-- SHORT TASK --
The records below are to be quoted in full; please keep every word exact.
++++ GIVEN DATA ++++
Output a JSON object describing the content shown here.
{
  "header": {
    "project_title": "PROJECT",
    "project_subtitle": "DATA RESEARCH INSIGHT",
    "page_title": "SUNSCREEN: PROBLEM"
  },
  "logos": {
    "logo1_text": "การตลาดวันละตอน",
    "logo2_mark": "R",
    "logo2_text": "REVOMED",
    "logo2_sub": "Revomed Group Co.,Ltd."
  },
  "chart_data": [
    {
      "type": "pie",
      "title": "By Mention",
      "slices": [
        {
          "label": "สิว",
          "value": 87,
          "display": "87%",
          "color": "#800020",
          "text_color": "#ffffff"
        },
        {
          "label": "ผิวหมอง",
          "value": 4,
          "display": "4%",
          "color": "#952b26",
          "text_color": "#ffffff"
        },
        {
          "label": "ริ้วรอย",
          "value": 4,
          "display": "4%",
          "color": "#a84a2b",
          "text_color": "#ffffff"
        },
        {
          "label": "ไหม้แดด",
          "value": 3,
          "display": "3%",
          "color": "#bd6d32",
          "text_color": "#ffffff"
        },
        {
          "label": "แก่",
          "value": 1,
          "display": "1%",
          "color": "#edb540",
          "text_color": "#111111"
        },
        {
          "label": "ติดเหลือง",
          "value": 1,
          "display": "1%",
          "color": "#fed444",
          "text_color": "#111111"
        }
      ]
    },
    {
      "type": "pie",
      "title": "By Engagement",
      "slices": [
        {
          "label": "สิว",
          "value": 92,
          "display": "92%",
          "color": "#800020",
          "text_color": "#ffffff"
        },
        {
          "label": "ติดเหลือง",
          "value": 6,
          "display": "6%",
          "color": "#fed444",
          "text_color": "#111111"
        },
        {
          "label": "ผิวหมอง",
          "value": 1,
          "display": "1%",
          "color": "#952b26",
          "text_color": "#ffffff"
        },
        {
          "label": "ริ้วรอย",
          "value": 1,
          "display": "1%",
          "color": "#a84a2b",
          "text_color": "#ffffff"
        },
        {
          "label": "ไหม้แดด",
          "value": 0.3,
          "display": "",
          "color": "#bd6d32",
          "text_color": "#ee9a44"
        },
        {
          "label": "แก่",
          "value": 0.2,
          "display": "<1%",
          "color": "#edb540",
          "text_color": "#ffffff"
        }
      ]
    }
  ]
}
++++
-- EXERCISE RESULT --
Output a JSON object describing the content shown here.
{
  "header": {
    "project_title": "PROJECT",
    "project_subtitle": "DATA RESEARCH INSIGHT",
    "page_title": "SUNSCREEN: PROBLEM"
  },
  "logos": {
    "logo1_text": "การตลาดวันละตอน",
    "logo2_mark": "R",
    "logo2_text": "REVOMED",
    "logo2_sub": "Revomed Group Co.,Ltd."
  },
  "chart_data": [
    {
      "type": "pie",
      "title": "By Mention",
      "slices": [
        {
          "label": "สิว",
          "value": 87,
          "display": "87%",
          "color": "#800020",
          "text_color": "#ffffff"
        },
        {
          "label": "ผิวหมอง",
          "value": 4,
          "display": "4%",
          "color": "#952b26",
          "text_color": "#ffffff"
        },
        {
          "label": "ริ้วรอย",
          "value": 4,
          "display": "4%",
          "color": "#a84a2b",
          "text_color": "#ffffff"
        },
        {
          "label": "ไหม้แดด",
          "value": 3,
          "display": "3%",
          "color": "#bd6d32",
          "text_color": "#ffffff"
        },
        {
          "label": "แก่",
          "value": 1,
          "display": "1%",
          "color": "#edb540",
          "text_color": "#111111"
        },
        {
          "label": "ติดเหลือง",
          "value": 1,
          "display": "1%",
          "color": "#fed444",
          "text_color": "#111111"
        }
      ]
    },
    {
      "type": "pie",
      "title": "By Engagement",
      "slices": [
        {
          "label": "สิว",
          "value": 92,
          "display": "92%",
          "color": "#800020",
          "text_color": "#ffffff"
        },
        {
          "label": "ติดเหลือง",
          "value": 6,
          "display": "6%",
          "color": "#fed444",
          "text_color": "#111111"
        },
        {
          "label": "ผิวหมอง",
          "value": 1,
          "display": "1%",
          "color": "#952b26",
          "text_color": "#ffffff"
        },
        {
          "label": "ริ้วรอย",
          "value": 1,
          "display": "1%",
          "color": "#a84a2b",
          "text_color": "#ffffff"
        },
        {
          "label": "ไหม้แดด",
          "value": 0.3,
          "display": "",
          "color": "#bd6d32",
          "text_color": "#ee9a44"
        },
        {
          "label": "แก่",
          "value": 0.2,
          "display": "<1%",
          "color": "#edb540",
          "text_color": "#ffffff"
        }
      ]
    }
  ]
}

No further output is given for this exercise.